Saved entries:
########################################
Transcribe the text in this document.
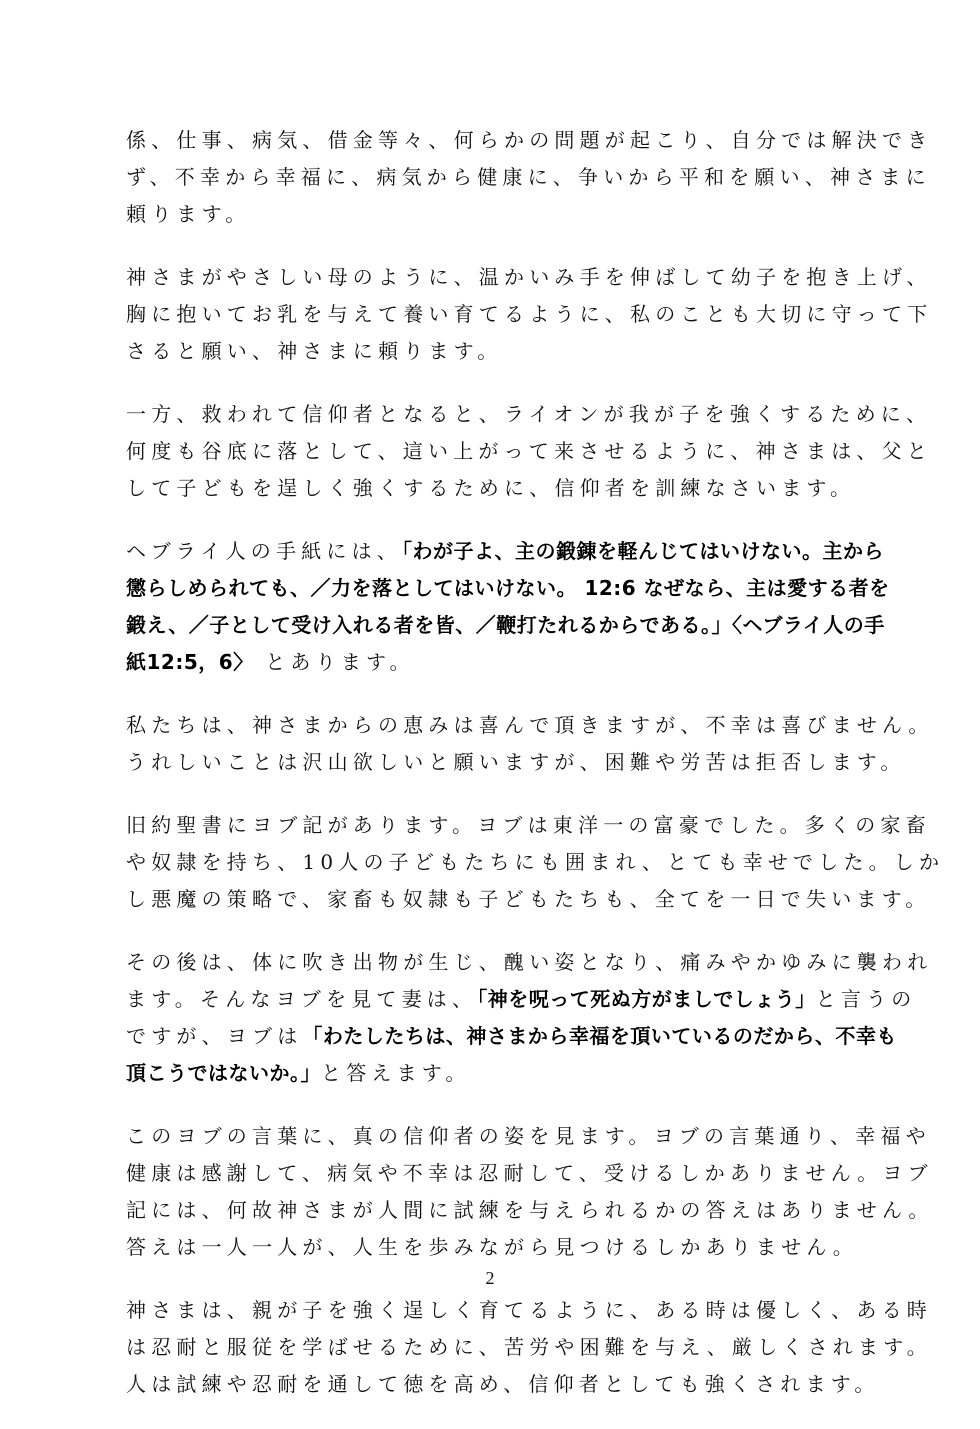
係、仕事、病気、借金等々、何らかの問題が起こり、自分では解決でき
ず、不幸から幸福に、病気から健康に、争いから平和を願い、神さまに
頼ります。
神さまがやさしい母のように、温かいみ手を伸ばして幼子を抱き上げ、
胸に抱いてお乳を与えて養い育てるように、私のことも大切に守って下
さると願い、神さまに頼ります。
一方、救われて信仰者となると、ライオンが我が子を強くするために、
何度も谷底に落として、這い上がって来させるように、神さまは、父と
して子どもを逞しく強くするために、信仰者を訓練なさいます。
ヘブライ人の手紙には、「わが子よ、主の鍛錬を軽んじてはいけない。主から
懲らしめられても、／力を落としてはいけない。 12:6 なぜなら、主は愛する者を
鍛え、／子として受け入れる者を皆、／鞭打たれるからである。」〈ヘブライ人の手
紙12:5，6〉 とあります。
私たちは、神さまからの恵みは喜んで頂きますが、不幸は喜びません。
うれしいことは沢山欲しいと願いますが、困難や労苦は拒否します。
旧約聖書にヨブ記があります。ヨブは東洋一の富豪でした。多くの家畜
や奴隷を持ち、10人の子どもたちにも囲まれ、とても幸せでした。しか
し悪魔の策略で、家畜も奴隷も子どもたちも、全てを一日で失います。
その後は、体に吹き出物が生じ、醜い姿となり、痛みやかゆみに襲われ
ます。そんなヨブを見て妻は、「神を呪って死ぬ方がましでしょう」と言うの
ですが、ヨブは「わたしたちは、神さまから幸福を頂いているのだから、不幸も
頂こうではないか。」と答えます。
このヨブの言葉に、真の信仰者の姿を見ます。ヨブの言葉通り、幸福や
健康は感謝して、病気や不幸は忍耐して、受けるしかありません。ヨブ
記には、何故神さまが人間に試練を与えられるかの答えはありません。
答えは一人一人が、人生を歩みながら見つけるしかありません。
神さまは、親が子を強く逞しく育てるように、ある時は優しく、ある時
は忍耐と服従を学ばせるために、苦労や困難を与え、厳しくされます。
人は試練や忍耐を通して徳を高め、信仰者としても強くされます。
2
########################################
*Aim:* Please list every line of the records that contains "神さまは".

*Worked solution:*
何度も谷底に落として、這い上がって来させるように、神さまは、父と
神さまは、親が子を強く逞しく育てるように、ある時は優しく、ある時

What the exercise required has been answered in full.